Short problem — Among the records below, find each line that includes the string "text" and copy it.

++++

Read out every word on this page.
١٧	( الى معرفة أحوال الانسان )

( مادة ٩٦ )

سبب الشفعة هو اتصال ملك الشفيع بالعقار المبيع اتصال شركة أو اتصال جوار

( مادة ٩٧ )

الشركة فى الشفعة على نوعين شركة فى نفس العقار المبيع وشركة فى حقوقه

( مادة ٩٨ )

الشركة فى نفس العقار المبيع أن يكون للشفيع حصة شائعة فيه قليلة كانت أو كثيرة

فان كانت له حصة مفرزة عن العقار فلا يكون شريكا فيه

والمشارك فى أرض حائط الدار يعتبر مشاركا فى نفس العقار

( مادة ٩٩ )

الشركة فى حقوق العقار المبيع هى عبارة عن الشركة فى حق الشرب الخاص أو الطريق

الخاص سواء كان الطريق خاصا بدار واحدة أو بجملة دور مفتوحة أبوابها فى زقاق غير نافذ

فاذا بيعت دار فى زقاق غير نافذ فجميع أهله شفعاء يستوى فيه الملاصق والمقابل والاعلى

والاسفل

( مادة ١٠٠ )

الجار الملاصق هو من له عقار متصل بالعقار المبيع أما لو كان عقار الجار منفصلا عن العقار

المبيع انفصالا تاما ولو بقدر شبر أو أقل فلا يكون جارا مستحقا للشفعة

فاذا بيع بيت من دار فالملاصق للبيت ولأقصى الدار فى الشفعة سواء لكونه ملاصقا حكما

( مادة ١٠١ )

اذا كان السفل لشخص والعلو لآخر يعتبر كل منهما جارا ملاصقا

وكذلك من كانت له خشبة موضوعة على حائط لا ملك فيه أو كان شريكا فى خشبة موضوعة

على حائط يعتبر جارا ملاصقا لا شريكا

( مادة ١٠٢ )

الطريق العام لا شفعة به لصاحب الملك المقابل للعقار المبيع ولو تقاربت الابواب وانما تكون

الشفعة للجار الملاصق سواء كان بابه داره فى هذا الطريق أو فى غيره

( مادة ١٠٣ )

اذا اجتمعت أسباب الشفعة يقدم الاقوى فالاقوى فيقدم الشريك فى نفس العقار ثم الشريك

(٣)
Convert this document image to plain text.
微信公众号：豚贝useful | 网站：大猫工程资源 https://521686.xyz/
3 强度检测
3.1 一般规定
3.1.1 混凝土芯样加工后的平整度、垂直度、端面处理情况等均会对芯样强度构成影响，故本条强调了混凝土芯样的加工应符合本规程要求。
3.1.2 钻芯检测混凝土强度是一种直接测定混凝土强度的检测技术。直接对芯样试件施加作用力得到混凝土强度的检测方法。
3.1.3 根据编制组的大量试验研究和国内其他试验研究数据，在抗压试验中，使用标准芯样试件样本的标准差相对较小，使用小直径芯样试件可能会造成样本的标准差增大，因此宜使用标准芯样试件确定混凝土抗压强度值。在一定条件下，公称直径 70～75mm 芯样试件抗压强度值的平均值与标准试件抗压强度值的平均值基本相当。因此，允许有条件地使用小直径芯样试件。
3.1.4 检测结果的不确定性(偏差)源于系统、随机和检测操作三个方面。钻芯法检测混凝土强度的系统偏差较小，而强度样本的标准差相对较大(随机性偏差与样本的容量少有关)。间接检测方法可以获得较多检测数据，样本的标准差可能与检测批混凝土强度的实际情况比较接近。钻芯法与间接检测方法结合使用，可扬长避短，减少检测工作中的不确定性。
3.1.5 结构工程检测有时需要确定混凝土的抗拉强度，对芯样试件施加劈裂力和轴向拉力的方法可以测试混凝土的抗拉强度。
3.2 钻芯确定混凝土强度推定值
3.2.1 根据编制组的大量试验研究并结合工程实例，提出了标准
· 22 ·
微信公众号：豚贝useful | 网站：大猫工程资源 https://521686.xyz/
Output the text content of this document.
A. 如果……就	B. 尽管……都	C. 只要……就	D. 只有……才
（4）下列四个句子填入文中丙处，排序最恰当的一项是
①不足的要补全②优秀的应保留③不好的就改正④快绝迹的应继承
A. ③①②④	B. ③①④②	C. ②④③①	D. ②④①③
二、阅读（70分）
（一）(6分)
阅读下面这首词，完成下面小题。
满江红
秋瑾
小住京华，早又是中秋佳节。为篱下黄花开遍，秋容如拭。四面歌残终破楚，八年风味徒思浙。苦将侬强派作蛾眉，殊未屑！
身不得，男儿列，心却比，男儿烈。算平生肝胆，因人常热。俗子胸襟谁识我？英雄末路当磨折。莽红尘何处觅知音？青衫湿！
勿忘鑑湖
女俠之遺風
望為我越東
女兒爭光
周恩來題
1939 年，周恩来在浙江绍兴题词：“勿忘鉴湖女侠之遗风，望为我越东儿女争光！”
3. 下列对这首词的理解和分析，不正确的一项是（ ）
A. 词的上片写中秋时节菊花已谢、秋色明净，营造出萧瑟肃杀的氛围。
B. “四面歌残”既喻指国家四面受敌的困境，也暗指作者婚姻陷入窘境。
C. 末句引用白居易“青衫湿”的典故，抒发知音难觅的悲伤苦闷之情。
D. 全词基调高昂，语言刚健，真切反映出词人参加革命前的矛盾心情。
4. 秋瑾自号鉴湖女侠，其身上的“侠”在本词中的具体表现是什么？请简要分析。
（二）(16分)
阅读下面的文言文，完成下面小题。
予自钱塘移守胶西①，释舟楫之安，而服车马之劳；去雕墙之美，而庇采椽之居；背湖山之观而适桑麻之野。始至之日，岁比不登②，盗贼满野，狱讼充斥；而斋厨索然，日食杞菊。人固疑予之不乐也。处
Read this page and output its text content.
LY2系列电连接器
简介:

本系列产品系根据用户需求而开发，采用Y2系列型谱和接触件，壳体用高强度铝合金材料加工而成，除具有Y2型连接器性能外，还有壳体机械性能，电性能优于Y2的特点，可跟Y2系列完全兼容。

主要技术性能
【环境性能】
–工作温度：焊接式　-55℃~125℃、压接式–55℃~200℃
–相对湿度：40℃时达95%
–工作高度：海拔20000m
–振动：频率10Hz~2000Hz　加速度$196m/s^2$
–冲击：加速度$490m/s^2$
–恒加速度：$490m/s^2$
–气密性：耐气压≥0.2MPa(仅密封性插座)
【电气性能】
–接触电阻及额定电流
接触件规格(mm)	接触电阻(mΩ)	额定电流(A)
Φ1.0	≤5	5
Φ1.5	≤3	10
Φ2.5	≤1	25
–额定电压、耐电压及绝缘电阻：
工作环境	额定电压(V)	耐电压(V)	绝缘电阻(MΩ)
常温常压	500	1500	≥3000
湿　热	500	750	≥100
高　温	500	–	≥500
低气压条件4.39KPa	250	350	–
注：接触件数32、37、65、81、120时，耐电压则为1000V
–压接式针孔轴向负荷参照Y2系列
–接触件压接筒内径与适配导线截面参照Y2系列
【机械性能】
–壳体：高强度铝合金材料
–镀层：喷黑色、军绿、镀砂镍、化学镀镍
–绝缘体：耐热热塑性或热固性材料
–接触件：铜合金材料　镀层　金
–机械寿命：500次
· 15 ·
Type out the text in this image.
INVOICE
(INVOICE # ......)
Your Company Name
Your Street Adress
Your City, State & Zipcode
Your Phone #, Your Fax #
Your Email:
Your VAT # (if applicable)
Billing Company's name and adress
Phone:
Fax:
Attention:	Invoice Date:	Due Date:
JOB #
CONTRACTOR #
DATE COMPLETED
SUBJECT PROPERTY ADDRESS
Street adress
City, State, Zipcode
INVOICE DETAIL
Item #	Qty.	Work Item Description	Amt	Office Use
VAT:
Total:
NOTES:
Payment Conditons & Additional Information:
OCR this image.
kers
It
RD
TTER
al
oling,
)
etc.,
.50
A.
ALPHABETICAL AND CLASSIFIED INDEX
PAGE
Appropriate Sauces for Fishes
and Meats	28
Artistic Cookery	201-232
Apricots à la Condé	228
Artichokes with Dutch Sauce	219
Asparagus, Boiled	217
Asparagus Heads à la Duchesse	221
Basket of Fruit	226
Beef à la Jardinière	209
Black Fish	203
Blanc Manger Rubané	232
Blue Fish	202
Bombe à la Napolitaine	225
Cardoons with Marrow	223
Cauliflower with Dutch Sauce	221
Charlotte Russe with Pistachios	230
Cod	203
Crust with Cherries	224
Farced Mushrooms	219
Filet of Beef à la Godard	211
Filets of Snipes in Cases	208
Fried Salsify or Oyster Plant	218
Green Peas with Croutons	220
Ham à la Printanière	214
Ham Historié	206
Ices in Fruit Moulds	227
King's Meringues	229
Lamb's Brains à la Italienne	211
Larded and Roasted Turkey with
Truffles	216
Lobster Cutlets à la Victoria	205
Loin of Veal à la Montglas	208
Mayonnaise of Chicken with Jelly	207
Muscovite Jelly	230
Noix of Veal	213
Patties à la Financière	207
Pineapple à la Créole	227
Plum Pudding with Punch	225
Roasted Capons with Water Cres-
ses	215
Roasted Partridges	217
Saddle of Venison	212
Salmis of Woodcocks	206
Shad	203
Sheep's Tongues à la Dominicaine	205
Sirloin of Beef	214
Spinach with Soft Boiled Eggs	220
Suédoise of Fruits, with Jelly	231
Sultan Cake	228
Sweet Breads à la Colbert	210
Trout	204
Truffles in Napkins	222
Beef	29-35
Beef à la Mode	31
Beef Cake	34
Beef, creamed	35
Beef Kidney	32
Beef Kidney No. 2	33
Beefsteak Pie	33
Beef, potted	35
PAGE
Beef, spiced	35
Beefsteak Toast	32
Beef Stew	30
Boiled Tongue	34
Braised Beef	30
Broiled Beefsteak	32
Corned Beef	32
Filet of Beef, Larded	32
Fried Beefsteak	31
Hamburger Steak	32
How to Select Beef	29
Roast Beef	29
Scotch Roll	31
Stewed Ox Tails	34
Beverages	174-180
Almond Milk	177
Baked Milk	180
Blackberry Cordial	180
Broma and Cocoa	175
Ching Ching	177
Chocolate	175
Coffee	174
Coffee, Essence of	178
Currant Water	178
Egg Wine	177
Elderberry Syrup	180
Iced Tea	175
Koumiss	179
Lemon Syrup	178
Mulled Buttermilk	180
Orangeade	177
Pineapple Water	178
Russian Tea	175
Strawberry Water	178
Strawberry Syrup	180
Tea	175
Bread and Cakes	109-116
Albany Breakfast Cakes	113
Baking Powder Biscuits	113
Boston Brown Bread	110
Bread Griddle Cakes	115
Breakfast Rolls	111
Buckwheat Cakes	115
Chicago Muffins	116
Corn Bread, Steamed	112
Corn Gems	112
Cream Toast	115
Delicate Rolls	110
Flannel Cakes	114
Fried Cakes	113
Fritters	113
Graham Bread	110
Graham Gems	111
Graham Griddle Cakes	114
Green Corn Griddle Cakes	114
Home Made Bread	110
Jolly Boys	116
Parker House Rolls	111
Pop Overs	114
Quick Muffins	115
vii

++++

Solution to this problem —
Convert this document image to plain text.
Output the text content of this document.
Read this page and output its text content.
Type out the text in this image.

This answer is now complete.